Work to be completed: Separate out the lines that hold "Supply".

Listed records:
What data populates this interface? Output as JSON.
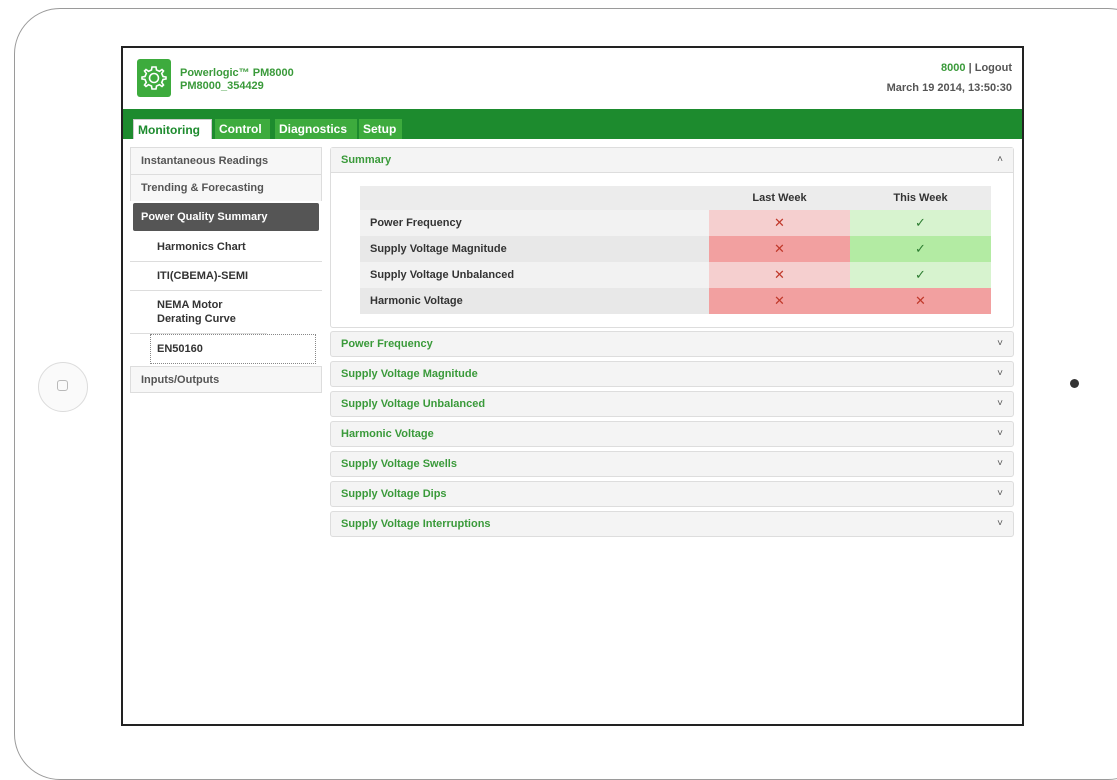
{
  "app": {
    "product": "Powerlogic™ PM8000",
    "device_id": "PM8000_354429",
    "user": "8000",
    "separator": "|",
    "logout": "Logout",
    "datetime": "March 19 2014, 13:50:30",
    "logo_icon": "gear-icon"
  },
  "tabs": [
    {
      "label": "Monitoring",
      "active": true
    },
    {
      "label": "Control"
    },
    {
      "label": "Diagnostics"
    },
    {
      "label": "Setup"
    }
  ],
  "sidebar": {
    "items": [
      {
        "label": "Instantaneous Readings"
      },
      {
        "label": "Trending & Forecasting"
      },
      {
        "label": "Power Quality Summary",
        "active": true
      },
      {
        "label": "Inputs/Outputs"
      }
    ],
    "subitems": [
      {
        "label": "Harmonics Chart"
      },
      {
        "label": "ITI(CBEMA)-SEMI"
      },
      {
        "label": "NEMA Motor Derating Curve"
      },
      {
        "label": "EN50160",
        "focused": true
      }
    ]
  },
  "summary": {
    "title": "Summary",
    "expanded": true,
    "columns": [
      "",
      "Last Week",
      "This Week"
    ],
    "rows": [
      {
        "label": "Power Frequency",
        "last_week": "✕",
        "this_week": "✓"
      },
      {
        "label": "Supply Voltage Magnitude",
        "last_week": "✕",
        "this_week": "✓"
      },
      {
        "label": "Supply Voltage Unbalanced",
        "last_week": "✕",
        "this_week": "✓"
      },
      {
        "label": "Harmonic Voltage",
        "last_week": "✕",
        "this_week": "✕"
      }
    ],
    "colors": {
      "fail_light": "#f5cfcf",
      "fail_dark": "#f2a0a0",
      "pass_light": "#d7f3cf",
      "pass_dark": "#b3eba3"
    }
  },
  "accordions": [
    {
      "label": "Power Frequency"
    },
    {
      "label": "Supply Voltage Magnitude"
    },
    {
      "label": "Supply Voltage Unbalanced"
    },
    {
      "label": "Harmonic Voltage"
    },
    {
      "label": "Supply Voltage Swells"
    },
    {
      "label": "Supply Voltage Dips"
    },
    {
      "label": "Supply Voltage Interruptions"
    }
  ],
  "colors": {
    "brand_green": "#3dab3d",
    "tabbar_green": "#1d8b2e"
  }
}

---

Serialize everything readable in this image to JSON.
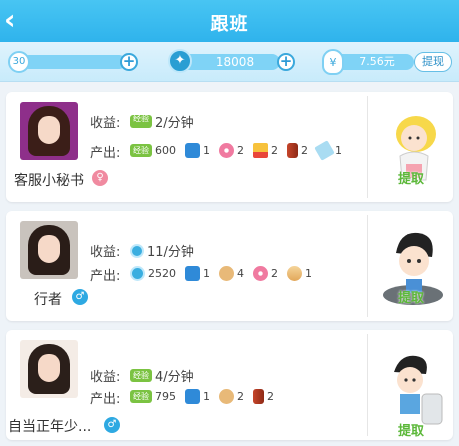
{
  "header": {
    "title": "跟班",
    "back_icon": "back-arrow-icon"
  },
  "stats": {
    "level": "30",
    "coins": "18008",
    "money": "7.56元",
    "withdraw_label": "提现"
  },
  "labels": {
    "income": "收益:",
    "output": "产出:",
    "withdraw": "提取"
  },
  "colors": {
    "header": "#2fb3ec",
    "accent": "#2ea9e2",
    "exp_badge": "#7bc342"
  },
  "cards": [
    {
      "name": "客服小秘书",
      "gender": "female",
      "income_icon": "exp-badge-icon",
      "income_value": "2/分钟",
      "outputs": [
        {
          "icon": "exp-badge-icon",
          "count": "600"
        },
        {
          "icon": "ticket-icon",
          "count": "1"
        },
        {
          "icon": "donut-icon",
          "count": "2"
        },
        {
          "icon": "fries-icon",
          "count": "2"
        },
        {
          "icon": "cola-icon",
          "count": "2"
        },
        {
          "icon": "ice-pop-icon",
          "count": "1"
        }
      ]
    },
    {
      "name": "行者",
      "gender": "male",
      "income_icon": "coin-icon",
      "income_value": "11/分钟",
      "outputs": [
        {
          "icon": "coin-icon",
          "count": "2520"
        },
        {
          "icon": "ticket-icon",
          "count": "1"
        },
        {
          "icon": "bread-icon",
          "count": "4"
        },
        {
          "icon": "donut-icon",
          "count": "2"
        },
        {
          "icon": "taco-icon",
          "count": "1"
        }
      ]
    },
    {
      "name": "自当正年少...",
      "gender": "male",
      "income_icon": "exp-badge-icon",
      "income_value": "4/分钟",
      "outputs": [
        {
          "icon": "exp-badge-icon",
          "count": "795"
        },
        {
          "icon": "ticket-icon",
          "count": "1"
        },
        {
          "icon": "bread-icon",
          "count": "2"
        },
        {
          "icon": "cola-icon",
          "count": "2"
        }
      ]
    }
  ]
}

Problem solution:
        "label": "Supply Voltage Magnitude",
        "label": "Supply Voltage Unbalanced",
      "label": "Supply Voltage Magnitude"
      "label": "Supply Voltage Unbalanced"
      "label": "Supply Voltage Swells"
      "label": "Supply Voltage Dips"
      "label": "Supply Voltage Interruptions"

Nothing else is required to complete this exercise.